### Structured figure records
---------------
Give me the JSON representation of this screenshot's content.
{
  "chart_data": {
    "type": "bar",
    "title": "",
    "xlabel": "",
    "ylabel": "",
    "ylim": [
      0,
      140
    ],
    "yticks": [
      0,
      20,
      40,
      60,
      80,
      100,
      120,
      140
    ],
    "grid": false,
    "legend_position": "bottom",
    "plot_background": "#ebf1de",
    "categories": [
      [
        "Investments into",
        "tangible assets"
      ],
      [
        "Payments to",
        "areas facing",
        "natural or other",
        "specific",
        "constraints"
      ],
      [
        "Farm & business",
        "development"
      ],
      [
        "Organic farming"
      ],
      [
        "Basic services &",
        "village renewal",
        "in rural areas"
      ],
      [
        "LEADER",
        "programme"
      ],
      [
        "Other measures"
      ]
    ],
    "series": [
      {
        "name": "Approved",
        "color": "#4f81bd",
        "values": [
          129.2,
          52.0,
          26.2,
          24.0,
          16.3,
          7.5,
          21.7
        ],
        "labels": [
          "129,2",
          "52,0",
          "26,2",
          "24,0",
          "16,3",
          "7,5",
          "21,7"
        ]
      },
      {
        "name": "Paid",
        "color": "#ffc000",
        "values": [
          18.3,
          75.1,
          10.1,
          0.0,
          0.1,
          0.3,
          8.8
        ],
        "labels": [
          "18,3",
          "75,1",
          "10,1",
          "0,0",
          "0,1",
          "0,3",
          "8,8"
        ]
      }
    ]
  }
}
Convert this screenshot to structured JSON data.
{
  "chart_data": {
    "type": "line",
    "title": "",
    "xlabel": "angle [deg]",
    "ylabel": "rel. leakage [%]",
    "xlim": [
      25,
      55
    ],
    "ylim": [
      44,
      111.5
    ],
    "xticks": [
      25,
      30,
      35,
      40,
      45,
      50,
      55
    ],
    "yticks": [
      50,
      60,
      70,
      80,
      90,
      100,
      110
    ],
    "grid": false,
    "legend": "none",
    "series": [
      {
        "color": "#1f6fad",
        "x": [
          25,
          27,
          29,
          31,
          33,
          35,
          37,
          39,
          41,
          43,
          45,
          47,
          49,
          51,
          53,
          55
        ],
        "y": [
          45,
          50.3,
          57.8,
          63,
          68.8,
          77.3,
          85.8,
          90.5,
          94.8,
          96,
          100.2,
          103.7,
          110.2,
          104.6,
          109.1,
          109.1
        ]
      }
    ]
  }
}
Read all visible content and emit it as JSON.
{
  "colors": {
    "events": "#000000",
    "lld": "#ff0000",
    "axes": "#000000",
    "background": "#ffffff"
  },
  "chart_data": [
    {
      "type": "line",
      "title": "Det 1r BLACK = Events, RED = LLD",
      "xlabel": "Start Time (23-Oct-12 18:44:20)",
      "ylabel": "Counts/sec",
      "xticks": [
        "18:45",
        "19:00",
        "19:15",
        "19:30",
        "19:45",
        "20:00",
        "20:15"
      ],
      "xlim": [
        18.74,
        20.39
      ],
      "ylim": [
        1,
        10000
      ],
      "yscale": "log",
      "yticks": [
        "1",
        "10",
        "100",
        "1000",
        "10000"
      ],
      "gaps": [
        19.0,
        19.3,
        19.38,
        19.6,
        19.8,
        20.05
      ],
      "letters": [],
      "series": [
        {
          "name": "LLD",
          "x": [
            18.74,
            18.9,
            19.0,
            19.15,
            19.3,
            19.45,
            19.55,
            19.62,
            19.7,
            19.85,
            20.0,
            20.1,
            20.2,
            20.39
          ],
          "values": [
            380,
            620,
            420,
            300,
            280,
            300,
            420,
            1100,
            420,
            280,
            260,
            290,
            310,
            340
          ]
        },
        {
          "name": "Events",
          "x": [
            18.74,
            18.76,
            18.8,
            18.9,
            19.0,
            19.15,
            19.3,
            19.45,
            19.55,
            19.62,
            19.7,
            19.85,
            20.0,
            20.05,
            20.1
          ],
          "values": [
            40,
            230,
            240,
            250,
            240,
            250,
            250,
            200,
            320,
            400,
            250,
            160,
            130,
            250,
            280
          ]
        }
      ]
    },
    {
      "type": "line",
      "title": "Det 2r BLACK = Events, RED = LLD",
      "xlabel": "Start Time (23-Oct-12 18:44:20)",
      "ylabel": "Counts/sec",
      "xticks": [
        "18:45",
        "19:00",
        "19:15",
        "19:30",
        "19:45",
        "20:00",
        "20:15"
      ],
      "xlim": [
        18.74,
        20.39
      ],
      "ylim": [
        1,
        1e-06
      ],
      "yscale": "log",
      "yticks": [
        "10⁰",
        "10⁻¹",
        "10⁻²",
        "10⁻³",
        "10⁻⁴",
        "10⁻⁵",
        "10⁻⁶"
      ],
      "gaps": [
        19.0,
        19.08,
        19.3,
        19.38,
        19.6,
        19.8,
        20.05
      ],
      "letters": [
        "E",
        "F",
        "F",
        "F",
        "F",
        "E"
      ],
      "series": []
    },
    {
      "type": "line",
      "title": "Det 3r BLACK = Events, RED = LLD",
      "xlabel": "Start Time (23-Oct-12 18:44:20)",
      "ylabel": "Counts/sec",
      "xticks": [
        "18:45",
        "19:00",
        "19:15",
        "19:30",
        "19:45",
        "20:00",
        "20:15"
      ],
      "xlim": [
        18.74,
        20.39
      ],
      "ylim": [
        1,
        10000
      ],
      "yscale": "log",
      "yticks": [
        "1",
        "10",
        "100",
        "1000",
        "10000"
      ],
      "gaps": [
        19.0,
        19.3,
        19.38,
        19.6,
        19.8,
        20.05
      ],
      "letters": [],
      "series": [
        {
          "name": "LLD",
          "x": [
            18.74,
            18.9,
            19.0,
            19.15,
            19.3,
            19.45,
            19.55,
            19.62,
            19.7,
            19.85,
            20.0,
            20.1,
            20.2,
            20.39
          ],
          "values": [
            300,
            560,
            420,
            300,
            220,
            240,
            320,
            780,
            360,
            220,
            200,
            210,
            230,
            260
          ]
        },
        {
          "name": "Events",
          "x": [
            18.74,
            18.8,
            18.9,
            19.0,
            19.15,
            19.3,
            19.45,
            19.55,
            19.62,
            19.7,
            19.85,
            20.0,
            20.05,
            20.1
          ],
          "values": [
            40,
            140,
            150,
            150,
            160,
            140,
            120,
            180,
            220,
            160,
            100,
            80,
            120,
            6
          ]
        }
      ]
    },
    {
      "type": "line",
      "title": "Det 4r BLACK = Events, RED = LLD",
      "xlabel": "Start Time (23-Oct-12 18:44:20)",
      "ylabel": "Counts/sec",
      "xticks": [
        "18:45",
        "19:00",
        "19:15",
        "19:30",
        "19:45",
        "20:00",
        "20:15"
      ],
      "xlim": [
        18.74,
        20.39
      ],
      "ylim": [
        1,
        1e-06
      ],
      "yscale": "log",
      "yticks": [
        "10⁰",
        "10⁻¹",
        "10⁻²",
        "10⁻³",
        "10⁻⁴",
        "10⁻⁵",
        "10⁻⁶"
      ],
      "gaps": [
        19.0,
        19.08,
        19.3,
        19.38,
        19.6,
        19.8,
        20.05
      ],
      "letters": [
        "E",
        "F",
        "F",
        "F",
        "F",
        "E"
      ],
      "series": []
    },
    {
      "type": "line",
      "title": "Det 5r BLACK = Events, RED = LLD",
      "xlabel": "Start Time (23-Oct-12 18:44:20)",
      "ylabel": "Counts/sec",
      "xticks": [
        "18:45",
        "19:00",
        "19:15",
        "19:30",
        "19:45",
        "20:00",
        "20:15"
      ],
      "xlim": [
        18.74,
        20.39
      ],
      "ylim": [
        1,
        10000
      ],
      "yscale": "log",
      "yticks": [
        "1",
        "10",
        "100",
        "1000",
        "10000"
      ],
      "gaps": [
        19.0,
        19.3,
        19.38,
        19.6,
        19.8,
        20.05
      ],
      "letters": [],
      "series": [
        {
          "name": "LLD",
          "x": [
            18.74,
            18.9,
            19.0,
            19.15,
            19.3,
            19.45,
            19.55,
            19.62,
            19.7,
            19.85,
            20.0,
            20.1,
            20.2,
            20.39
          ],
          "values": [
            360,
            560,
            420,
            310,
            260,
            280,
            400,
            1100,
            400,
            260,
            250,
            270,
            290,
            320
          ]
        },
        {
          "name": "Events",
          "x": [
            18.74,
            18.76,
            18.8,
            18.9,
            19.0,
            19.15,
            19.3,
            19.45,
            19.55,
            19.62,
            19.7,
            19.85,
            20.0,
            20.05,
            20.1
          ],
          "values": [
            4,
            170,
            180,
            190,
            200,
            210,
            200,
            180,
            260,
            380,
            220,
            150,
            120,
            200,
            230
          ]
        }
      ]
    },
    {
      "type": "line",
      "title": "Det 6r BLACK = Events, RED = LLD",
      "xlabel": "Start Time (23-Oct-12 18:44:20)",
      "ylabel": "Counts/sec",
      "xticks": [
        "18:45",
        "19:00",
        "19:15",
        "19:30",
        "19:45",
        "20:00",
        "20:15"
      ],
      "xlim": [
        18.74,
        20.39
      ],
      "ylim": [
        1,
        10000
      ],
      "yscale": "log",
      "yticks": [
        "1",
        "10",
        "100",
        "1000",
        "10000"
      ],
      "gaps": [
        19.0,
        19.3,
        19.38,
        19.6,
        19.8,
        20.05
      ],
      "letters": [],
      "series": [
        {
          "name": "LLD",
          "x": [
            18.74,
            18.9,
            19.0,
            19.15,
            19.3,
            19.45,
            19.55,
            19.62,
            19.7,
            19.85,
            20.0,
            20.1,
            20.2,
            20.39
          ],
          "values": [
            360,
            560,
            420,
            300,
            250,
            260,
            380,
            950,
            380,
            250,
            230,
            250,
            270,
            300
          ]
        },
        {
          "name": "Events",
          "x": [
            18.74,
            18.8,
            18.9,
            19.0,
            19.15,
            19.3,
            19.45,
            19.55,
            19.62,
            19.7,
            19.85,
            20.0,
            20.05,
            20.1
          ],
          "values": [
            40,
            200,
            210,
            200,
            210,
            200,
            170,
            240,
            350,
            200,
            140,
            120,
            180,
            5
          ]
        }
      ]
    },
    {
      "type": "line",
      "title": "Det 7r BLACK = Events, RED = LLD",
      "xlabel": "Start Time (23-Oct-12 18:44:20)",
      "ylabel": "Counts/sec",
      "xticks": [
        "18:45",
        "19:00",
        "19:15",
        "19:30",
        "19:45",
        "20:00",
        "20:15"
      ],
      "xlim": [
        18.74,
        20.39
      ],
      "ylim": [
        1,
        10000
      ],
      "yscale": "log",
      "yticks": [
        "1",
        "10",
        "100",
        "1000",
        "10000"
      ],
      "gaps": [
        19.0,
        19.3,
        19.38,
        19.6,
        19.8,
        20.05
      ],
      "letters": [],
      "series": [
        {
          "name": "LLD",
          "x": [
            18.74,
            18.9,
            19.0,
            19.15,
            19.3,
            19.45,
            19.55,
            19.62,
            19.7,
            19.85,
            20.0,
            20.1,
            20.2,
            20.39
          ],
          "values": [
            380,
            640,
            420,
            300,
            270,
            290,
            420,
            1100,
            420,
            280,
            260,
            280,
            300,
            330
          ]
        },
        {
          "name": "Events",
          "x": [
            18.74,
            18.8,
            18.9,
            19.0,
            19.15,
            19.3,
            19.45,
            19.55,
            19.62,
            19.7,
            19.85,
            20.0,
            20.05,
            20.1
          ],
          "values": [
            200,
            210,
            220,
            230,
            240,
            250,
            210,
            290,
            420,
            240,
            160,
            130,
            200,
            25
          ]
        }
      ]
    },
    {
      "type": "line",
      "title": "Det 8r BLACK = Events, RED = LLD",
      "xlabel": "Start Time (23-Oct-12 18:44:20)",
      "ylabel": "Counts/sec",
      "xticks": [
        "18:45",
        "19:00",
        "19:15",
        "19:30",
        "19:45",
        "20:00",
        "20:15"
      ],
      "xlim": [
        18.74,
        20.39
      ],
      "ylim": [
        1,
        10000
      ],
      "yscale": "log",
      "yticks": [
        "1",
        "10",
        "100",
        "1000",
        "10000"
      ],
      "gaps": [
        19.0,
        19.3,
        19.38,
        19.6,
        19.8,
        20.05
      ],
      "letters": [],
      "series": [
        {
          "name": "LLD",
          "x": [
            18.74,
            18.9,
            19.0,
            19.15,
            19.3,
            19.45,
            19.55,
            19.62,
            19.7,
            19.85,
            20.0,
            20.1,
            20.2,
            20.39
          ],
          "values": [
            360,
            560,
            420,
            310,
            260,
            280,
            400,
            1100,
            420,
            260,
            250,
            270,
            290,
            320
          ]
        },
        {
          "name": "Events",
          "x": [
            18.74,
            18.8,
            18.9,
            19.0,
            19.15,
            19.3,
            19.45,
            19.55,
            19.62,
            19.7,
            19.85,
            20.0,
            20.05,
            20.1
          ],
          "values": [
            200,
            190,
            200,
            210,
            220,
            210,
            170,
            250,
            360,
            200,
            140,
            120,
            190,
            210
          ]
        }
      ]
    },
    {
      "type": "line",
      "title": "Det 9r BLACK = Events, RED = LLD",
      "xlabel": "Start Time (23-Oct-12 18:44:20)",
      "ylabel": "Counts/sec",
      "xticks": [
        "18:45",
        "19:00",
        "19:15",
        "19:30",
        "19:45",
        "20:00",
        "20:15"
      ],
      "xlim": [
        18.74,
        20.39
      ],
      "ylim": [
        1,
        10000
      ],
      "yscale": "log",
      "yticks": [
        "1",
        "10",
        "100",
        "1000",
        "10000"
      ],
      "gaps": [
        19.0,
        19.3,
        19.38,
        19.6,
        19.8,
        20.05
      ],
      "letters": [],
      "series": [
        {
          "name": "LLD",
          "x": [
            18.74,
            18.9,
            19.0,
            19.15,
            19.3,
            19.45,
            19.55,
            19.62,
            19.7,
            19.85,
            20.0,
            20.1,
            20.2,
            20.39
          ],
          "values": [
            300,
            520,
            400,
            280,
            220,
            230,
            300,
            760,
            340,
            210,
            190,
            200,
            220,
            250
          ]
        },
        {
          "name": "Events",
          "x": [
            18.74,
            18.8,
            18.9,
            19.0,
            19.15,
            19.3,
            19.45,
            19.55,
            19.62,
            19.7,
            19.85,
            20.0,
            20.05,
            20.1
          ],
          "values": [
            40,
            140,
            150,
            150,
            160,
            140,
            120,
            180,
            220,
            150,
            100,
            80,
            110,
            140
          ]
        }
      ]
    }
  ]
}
---------------
### Goal
In the listing above, count each line that holds the string "screenshot". Give the number only.

### Solution
2